What is needed> Reproduce each of the items below line for line, leaving every character unchanged.

^^^^

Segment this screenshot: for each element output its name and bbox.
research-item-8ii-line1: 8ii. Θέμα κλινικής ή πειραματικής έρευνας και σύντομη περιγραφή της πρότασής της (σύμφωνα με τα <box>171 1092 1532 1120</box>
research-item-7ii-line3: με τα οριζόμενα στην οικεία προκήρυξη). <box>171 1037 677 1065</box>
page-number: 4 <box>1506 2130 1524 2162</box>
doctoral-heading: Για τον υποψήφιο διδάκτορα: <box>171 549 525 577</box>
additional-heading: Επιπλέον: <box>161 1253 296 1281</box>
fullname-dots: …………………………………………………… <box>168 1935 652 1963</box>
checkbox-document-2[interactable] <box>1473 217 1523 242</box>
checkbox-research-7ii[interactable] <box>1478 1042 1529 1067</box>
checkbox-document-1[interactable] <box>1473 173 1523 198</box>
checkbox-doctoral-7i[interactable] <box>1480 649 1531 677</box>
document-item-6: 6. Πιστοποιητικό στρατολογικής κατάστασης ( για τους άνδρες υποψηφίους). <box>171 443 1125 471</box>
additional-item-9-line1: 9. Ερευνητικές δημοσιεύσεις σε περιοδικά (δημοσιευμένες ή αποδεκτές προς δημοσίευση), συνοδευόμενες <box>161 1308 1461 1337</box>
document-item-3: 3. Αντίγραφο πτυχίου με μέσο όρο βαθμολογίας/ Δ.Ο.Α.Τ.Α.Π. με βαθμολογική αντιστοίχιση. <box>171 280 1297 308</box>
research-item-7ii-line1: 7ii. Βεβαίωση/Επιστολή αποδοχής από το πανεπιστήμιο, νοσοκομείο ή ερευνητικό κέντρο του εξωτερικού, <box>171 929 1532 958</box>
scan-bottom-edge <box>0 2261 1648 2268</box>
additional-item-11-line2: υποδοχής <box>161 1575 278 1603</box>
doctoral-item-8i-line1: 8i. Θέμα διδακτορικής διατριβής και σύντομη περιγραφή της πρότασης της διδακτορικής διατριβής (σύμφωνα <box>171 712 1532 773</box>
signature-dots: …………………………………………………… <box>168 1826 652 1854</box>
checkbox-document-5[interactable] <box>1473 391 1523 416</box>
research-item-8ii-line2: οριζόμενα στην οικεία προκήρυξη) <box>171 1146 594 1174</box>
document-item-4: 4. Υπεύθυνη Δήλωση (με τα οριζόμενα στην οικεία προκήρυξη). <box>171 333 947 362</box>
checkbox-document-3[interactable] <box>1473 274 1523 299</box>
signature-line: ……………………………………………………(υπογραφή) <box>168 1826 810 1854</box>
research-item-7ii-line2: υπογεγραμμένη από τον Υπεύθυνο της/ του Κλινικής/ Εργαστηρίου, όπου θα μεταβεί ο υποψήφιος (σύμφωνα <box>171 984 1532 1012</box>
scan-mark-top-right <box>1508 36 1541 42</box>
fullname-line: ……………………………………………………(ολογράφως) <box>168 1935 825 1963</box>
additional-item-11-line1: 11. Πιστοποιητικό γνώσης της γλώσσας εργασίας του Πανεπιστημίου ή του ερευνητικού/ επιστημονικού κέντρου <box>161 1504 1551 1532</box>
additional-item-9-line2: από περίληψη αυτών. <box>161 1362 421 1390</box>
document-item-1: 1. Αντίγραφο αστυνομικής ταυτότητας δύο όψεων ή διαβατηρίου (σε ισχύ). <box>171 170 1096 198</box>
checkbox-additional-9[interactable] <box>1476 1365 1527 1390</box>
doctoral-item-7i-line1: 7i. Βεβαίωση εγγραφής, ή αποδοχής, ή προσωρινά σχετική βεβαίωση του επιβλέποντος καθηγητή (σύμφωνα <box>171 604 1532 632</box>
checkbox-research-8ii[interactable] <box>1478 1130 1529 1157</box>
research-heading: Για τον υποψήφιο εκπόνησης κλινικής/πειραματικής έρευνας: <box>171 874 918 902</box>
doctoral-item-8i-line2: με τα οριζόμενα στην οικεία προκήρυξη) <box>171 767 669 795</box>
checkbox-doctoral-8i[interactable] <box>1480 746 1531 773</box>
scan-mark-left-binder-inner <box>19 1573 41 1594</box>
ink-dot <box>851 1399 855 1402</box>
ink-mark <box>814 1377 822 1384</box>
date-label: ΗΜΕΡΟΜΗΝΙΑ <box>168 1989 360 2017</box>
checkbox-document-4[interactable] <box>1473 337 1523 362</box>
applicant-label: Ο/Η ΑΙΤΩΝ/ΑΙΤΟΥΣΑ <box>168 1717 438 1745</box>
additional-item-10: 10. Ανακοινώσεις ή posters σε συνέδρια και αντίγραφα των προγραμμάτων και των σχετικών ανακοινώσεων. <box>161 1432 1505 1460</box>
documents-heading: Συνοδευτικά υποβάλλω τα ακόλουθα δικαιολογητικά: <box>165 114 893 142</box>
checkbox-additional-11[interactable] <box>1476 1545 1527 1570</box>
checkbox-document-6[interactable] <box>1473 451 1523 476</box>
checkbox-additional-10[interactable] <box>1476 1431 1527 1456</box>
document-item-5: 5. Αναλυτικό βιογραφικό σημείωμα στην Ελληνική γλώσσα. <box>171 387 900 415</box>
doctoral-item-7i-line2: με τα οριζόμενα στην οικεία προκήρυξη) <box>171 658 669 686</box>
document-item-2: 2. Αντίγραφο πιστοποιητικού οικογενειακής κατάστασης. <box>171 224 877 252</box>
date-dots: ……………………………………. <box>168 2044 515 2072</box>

^^^^

Expected output>
Segment this screenshot: for each element output its name and bbox.
research-item-8ii-line1: 8ii. Θέμα κλινικής ή πειραματικής έρευνας και σύντομη περιγραφή της πρότασής της (σύμφωνα με τα <box>171 1092 1532 1120</box>
research-item-7ii-line3: με τα οριζόμενα στην οικεία προκήρυξη). <box>171 1037 677 1065</box>
page-number: 4 <box>1506 2130 1524 2162</box>
doctoral-heading: Για τον υποψήφιο διδάκτορα: <box>171 549 525 577</box>
additional-heading: Επιπλέον: <box>161 1253 296 1281</box>
fullname-dots: …………………………………………………… <box>168 1935 652 1963</box>
checkbox-document-2[interactable] <box>1473 217 1523 242</box>
checkbox-research-7ii[interactable] <box>1478 1042 1529 1067</box>
checkbox-document-1[interactable] <box>1473 173 1523 198</box>
checkbox-doctoral-7i[interactable] <box>1480 649 1531 677</box>
document-item-6: 6. Πιστοποιητικό στρατολογικής κατάστασης ( για τους άνδρες υποψηφίους). <box>171 443 1125 471</box>
additional-item-9-line1: 9. Ερευνητικές δημοσιεύσεις σε περιοδικά (δημοσιευμένες ή αποδεκτές προς δημοσίευση), συνοδευόμενες <box>161 1308 1461 1337</box>
document-item-3: 3. Αντίγραφο πτυχίου με μέσο όρο βαθμολογίας/ Δ.Ο.Α.Τ.Α.Π. με βαθμολογική αντιστοίχιση. <box>171 280 1297 308</box>
research-item-7ii-line1: 7ii. Βεβαίωση/Επιστολή αποδοχής από το πανεπιστήμιο, νοσοκομείο ή ερευνητικό κέντρο του εξωτερικού, <box>171 929 1532 958</box>
scan-bottom-edge <box>0 2261 1648 2268</box>
additional-item-11-line2: υποδοχής <box>161 1575 278 1603</box>
doctoral-item-8i-line1: 8i. Θέμα διδακτορικής διατριβής και σύντομη περιγραφή της πρότασης της διδακτορικής διατριβής (σύμφωνα <box>171 712 1532 773</box>
signature-dots: …………………………………………………… <box>168 1826 652 1854</box>
checkbox-document-5[interactable] <box>1473 391 1523 416</box>
research-item-8ii-line2: οριζόμενα στην οικεία προκήρυξη) <box>171 1146 594 1174</box>
document-item-4: 4. Υπεύθυνη Δήλωση (με τα οριζόμενα στην οικεία προκήρυξη). <box>171 333 947 362</box>
checkbox-document-3[interactable] <box>1473 274 1523 299</box>
signature-line: ……………………………………………………(υπογραφή) <box>168 1826 810 1854</box>
research-item-7ii-line2: υπογεγραμμένη από τον Υπεύθυνο της/ του Κλινικής/ Εργαστηρίου, όπου θα μεταβεί ο υποψήφιος (σύμφωνα <box>171 984 1532 1012</box>
scan-mark-top-right <box>1508 36 1541 42</box>
fullname-line: ……………………………………………………(ολογράφως) <box>168 1935 825 1963</box>
additional-item-11-line1: 11. Πιστοποιητικό γνώσης της γλώσσας εργασίας του Πανεπιστημίου ή του ερευνητικού/ επιστημονικού κέντρου <box>161 1504 1551 1532</box>
additional-item-9-line2: από περίληψη αυτών. <box>161 1362 421 1390</box>
document-item-1: 1. Αντίγραφο αστυνομικής ταυτότητας δύο όψεων ή διαβατηρίου (σε ισχύ). <box>171 170 1096 198</box>
checkbox-additional-9[interactable] <box>1476 1365 1527 1390</box>
doctoral-item-7i-line1: 7i. Βεβαίωση εγγραφής, ή αποδοχής, ή προσωρινά σχετική βεβαίωση του επιβλέποντος καθηγητή (σύμφωνα <box>171 604 1532 632</box>
checkbox-research-8ii[interactable] <box>1478 1130 1529 1157</box>
research-heading: Για τον υποψήφιο εκπόνησης κλινικής/πειραματικής έρευνας: <box>171 874 918 902</box>
doctoral-item-8i-line2: με τα οριζόμενα στην οικεία προκήρυξη) <box>171 767 669 795</box>
checkbox-doctoral-8i[interactable] <box>1480 746 1531 773</box>
scan-mark-left-binder-inner <box>19 1573 41 1594</box>
ink-dot <box>851 1399 855 1402</box>
ink-mark <box>814 1377 822 1384</box>
date-label: ΗΜΕΡΟΜΗΝΙΑ <box>168 1989 360 2017</box>
checkbox-document-4[interactable] <box>1473 337 1523 362</box>
applicant-label: Ο/Η ΑΙΤΩΝ/ΑΙΤΟΥΣΑ <box>168 1717 438 1745</box>
additional-item-10: 10. Ανακοινώσεις ή posters σε συνέδρια και αντίγραφα των προγραμμάτων και των σχετικών ανακοινώσεων. <box>161 1432 1505 1460</box>
documents-heading: Συνοδευτικά υποβάλλω τα ακόλουθα δικαιολογητικά: <box>165 114 893 142</box>
checkbox-additional-11[interactable] <box>1476 1545 1527 1570</box>
checkbox-document-6[interactable] <box>1473 451 1523 476</box>
checkbox-additional-10[interactable] <box>1476 1431 1527 1456</box>
document-item-5: 5. Αναλυτικό βιογραφικό σημείωμα στην Ελληνική γλώσσα. <box>171 387 900 415</box>
doctoral-item-7i-line2: με τα οριζόμενα στην οικεία προκήρυξη) <box>171 658 669 686</box>
document-item-2: 2. Αντίγραφο πιστοποιητικού οικογενειακής κατάστασης. <box>171 224 877 252</box>
date-dots: ……………………………………. <box>168 2044 515 2072</box>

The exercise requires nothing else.